(The exercise) In the lines below, find how many contain the word "this" and report that figure alone.

START

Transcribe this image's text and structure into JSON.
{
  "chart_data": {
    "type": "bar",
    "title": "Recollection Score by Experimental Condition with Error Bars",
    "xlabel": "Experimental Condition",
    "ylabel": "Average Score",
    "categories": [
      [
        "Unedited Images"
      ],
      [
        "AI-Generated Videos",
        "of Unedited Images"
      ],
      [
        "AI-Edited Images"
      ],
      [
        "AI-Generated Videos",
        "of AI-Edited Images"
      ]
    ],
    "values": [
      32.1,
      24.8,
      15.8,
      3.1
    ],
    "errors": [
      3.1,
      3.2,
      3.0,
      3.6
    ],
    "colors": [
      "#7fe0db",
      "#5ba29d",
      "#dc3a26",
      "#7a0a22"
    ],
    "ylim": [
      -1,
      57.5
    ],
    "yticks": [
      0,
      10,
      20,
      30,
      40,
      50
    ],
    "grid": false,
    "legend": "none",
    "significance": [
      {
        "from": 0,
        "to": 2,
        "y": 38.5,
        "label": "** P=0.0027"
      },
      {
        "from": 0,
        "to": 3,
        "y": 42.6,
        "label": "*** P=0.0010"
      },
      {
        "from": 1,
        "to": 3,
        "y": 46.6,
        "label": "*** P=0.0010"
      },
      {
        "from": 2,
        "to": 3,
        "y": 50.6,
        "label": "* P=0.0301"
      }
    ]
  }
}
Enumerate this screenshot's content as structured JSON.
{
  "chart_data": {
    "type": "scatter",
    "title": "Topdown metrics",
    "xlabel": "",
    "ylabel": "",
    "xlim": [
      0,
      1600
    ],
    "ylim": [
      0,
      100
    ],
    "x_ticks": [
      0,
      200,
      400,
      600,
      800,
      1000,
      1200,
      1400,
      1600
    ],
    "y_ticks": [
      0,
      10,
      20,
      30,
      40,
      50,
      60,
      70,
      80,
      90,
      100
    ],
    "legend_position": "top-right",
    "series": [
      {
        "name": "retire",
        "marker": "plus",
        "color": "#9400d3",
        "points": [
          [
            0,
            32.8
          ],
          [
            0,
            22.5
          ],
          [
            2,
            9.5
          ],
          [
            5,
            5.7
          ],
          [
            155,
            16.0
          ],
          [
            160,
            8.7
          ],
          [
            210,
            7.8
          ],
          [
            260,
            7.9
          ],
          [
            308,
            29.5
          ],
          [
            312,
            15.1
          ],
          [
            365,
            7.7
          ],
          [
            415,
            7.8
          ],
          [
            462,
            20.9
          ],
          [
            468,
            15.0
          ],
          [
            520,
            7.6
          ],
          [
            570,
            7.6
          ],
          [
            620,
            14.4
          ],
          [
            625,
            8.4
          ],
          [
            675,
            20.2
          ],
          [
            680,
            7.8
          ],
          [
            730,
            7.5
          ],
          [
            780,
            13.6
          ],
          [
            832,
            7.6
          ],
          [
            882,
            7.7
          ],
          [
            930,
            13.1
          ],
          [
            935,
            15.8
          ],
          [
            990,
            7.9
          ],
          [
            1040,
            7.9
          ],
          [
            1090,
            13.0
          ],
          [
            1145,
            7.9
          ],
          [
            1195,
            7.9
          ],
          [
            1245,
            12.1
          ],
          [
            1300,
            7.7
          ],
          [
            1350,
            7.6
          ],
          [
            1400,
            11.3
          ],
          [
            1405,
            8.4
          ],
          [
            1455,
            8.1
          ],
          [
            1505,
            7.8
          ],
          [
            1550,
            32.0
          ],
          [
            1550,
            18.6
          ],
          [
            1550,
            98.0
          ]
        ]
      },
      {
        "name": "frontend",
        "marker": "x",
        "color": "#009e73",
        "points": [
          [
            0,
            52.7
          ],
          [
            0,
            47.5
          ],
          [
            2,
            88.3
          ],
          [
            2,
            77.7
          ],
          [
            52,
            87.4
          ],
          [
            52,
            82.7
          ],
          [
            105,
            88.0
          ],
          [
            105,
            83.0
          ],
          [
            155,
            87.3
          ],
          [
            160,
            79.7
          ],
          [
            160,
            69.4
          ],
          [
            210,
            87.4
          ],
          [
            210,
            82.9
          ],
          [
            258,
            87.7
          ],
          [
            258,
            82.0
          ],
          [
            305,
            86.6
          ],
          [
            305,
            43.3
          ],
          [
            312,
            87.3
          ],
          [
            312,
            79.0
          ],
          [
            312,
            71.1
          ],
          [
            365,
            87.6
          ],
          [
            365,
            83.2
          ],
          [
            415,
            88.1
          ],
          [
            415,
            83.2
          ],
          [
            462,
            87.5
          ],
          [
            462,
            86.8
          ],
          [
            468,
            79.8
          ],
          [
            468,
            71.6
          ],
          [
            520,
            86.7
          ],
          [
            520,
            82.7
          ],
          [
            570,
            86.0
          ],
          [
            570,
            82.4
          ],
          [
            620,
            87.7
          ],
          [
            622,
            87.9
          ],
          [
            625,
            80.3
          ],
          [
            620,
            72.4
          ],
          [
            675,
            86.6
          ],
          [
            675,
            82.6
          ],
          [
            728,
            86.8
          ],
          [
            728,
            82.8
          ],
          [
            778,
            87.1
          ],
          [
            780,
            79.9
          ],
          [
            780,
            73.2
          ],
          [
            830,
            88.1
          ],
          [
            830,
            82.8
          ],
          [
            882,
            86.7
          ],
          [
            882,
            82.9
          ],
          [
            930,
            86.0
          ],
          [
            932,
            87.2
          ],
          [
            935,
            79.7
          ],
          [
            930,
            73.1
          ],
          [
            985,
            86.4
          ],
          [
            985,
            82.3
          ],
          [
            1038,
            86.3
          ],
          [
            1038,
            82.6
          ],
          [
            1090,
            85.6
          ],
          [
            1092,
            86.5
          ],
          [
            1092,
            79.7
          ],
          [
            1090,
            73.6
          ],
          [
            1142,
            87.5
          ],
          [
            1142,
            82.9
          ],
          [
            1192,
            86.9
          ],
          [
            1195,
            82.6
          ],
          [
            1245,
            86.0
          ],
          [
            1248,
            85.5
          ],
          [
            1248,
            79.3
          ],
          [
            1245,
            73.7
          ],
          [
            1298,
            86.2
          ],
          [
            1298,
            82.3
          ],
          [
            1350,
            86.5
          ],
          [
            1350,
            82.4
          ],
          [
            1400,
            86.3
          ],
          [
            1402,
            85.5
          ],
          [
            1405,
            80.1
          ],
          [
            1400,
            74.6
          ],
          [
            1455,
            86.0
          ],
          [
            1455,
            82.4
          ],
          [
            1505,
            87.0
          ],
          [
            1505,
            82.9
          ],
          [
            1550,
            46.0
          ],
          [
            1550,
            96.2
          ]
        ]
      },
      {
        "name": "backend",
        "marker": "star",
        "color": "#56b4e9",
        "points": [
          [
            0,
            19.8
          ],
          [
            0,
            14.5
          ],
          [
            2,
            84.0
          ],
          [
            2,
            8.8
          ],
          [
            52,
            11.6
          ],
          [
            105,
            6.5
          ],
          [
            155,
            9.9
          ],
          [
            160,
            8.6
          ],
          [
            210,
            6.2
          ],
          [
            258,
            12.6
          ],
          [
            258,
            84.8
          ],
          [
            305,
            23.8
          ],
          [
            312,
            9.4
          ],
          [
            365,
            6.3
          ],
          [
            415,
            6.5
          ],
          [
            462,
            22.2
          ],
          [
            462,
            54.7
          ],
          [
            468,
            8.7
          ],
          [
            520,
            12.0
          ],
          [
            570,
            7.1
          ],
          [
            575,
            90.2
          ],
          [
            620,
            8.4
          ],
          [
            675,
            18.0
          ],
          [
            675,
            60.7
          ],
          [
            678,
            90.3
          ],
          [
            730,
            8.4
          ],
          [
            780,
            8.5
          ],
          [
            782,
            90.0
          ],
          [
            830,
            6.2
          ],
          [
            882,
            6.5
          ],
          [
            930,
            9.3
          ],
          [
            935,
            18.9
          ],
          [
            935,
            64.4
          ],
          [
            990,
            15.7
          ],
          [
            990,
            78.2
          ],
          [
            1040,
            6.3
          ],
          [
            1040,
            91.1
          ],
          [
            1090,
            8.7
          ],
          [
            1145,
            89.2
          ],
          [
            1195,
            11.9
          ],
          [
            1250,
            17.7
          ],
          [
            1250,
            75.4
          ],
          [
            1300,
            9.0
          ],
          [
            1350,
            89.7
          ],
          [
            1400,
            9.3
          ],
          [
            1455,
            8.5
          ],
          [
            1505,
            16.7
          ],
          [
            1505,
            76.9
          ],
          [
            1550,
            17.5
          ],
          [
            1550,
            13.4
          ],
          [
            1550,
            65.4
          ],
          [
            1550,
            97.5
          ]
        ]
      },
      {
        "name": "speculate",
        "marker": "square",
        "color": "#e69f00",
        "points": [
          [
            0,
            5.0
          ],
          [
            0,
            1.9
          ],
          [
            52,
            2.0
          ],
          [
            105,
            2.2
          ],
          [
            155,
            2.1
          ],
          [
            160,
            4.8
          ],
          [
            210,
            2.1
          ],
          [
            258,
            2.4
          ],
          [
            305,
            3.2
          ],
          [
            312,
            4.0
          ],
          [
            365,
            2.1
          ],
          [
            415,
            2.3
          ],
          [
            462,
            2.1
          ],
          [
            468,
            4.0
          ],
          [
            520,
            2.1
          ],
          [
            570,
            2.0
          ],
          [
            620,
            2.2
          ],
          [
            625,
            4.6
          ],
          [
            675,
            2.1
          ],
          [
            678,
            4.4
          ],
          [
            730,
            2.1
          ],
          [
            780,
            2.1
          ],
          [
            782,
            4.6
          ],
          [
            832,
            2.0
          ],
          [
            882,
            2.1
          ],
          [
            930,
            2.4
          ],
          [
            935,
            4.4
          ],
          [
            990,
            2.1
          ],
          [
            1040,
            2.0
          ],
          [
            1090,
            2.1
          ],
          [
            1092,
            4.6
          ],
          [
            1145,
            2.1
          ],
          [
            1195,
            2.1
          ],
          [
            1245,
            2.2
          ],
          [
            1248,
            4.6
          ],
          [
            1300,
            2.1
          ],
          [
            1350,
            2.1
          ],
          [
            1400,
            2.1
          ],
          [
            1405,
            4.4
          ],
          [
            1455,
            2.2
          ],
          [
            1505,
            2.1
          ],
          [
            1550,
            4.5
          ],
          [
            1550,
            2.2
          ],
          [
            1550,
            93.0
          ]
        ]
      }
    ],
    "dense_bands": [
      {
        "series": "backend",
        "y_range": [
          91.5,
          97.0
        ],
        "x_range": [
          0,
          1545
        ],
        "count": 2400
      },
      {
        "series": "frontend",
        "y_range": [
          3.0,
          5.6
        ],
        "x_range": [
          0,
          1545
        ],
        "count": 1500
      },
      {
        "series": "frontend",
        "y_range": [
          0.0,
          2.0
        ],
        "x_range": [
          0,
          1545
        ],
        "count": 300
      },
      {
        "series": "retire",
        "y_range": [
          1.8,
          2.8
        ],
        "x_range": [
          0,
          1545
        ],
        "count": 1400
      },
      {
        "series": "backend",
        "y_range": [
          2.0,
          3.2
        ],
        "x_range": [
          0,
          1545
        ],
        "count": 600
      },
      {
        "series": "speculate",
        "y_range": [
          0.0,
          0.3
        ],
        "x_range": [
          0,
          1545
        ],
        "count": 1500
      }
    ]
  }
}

END

(The reply) 2